***** Task data
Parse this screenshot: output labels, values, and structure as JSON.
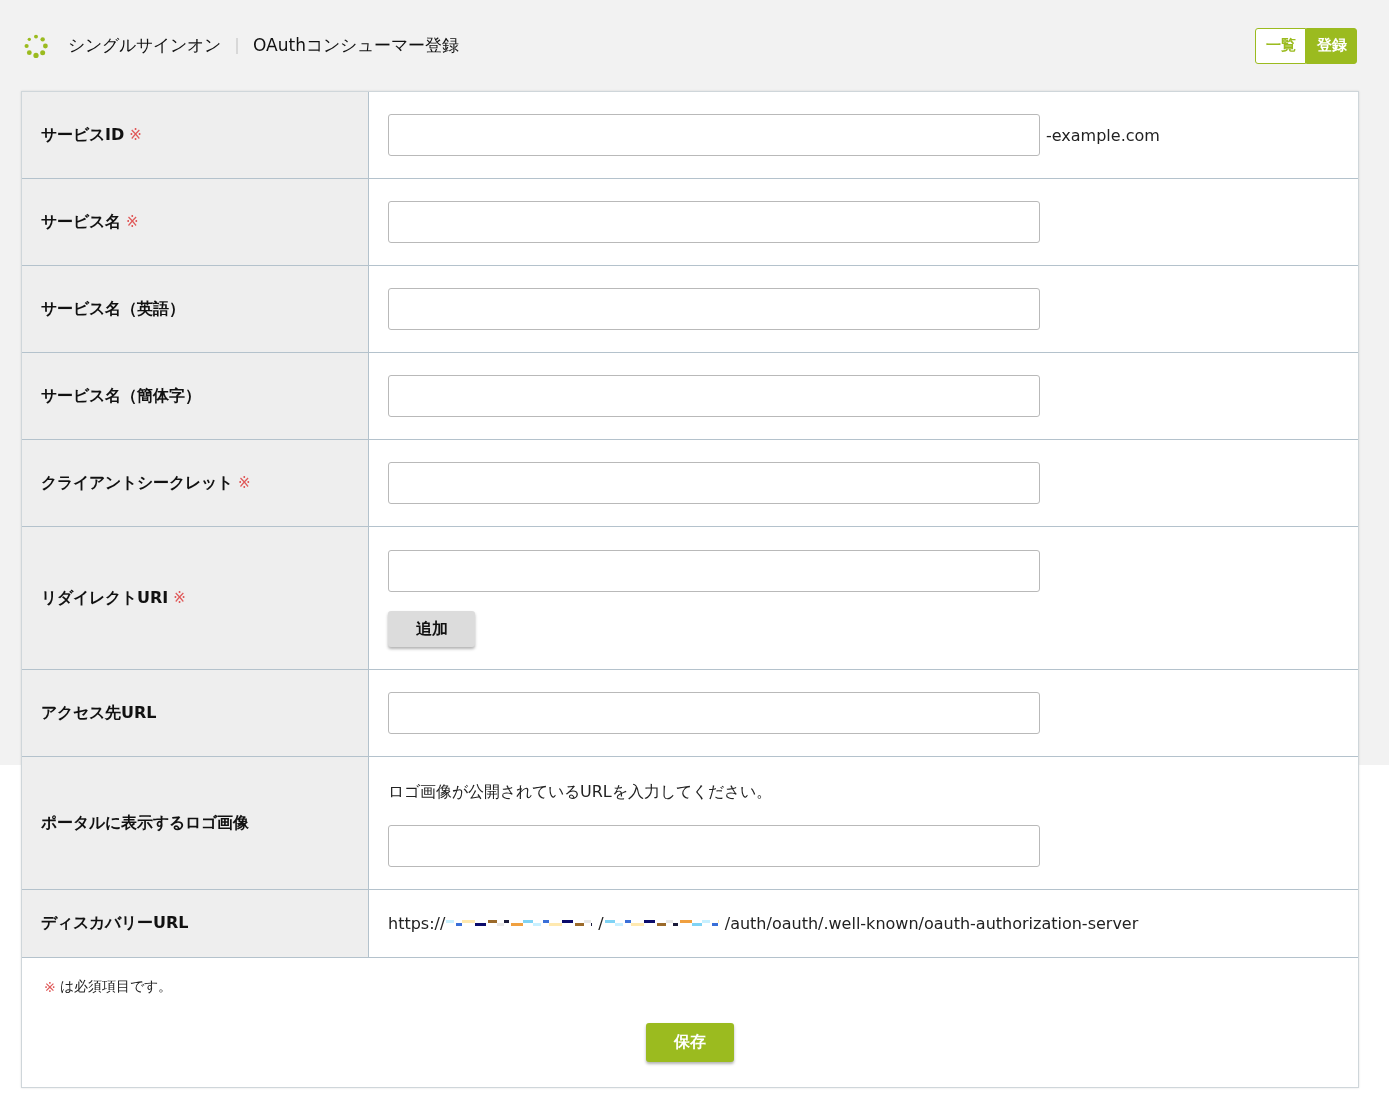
{
  "header": {
    "app_title": "シングルサインオン",
    "page_title": "OAuthコンシューマー登録"
  },
  "nav_buttons": [
    {
      "label": "一覧",
      "selected": false
    },
    {
      "label": "登録",
      "selected": true
    }
  ],
  "form": {
    "rows": [
      {
        "label": "サービスID",
        "mark": "※",
        "kind": "input",
        "suffix": "-example.com"
      },
      {
        "label": "サービス名",
        "mark": "※",
        "kind": "input"
      },
      {
        "label": "サービス名（英語）",
        "kind": "input"
      },
      {
        "label": "サービス名（簡体字）",
        "kind": "input"
      },
      {
        "label": "クライアントシークレット",
        "mark": "※",
        "kind": "input"
      },
      {
        "label": "リダイレクトURI",
        "mark": "※",
        "kind": "input_add",
        "add_button": "追加"
      },
      {
        "label": "アクセス先URL",
        "kind": "input"
      },
      {
        "label": "ポータルに表示するロゴ画像",
        "kind": "hint_input",
        "hint": "ロゴ画像が公開されているURLを入力してください。"
      },
      {
        "label": "ディスカバリーURL",
        "kind": "url",
        "parts": [
          {
            "kind": "text",
            "text": "https://"
          },
          {
            "kind": "redacted"
          },
          {
            "kind": "text",
            "text": "/"
          },
          {
            "kind": "redacted"
          },
          {
            "kind": "text",
            "text": "/auth/oauth/.well-known/oauth-authorization-server"
          }
        ]
      }
    ]
  },
  "note": {
    "mark": "※",
    "text": "は必須項目です。"
  },
  "save_button": "保存"
}
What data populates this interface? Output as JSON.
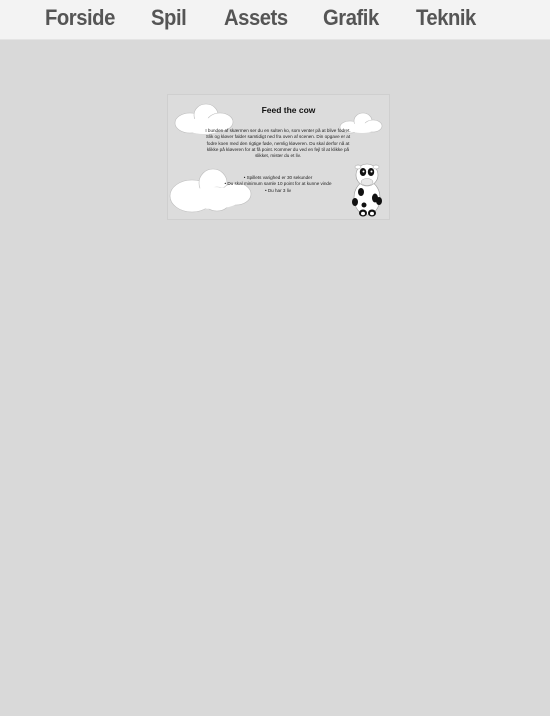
{
  "nav": {
    "items": [
      {
        "label": "Forside"
      },
      {
        "label": "Spil"
      },
      {
        "label": "Assets"
      },
      {
        "label": "Grafik"
      },
      {
        "label": "Teknik"
      }
    ]
  },
  "game": {
    "title": "Feed the cow",
    "description": "I bunden af skærmen ser du en sulten ko, som venter på at blive fodret. Slik og kløver falder samtidigt ned fra oven af scenen. Din opgave er at fodre koen med den rigtige føde, nemlig kløveren. Du skal derfor nå at klikke på kløveren for at få point. Kommer du ved en fejl til at klikke på slikket, mister du et liv.",
    "rules": [
      "• Spillets varighed er 30 sekunder",
      "• Du skal minimum samle 10 point for at kunne vinde",
      "• Du har 3 liv"
    ]
  },
  "colors": {
    "page_background": "#d9d9d9",
    "navbar_background": "#f3f3f3",
    "nav_text": "#555555",
    "cloud": "#ffffff",
    "cow_spots": "#111111"
  }
}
**********
- Job -
Beginning at the line that contains "What data populates", retype each line of the data above through the very last one. Do not retype the pictures.

- Task answer -
What data populates this interface? Output as JSON.
{
  "nav": {
    "items": [
      {
        "label": "Forside"
      },
      {
        "label": "Spil"
      },
      {
        "label": "Assets"
      },
      {
        "label": "Grafik"
      },
      {
        "label": "Teknik"
      }
    ]
  },
  "game": {
    "title": "Feed the cow",
    "description": "I bunden af skærmen ser du en sulten ko, som venter på at blive fodret. Slik og kløver falder samtidigt ned fra oven af scenen. Din opgave er at fodre koen med den rigtige føde, nemlig kløveren. Du skal derfor nå at klikke på kløveren for at få point. Kommer du ved en fejl til at klikke på slikket, mister du et liv.",
    "rules": [
      "• Spillets varighed er 30 sekunder",
      "• Du skal minimum samle 10 point for at kunne vinde",
      "• Du har 3 liv"
    ]
  },
  "colors": {
    "page_background": "#d9d9d9",
    "navbar_background": "#f3f3f3",
    "nav_text": "#555555",
    "cloud": "#ffffff",
    "cow_spots": "#111111"
  }
}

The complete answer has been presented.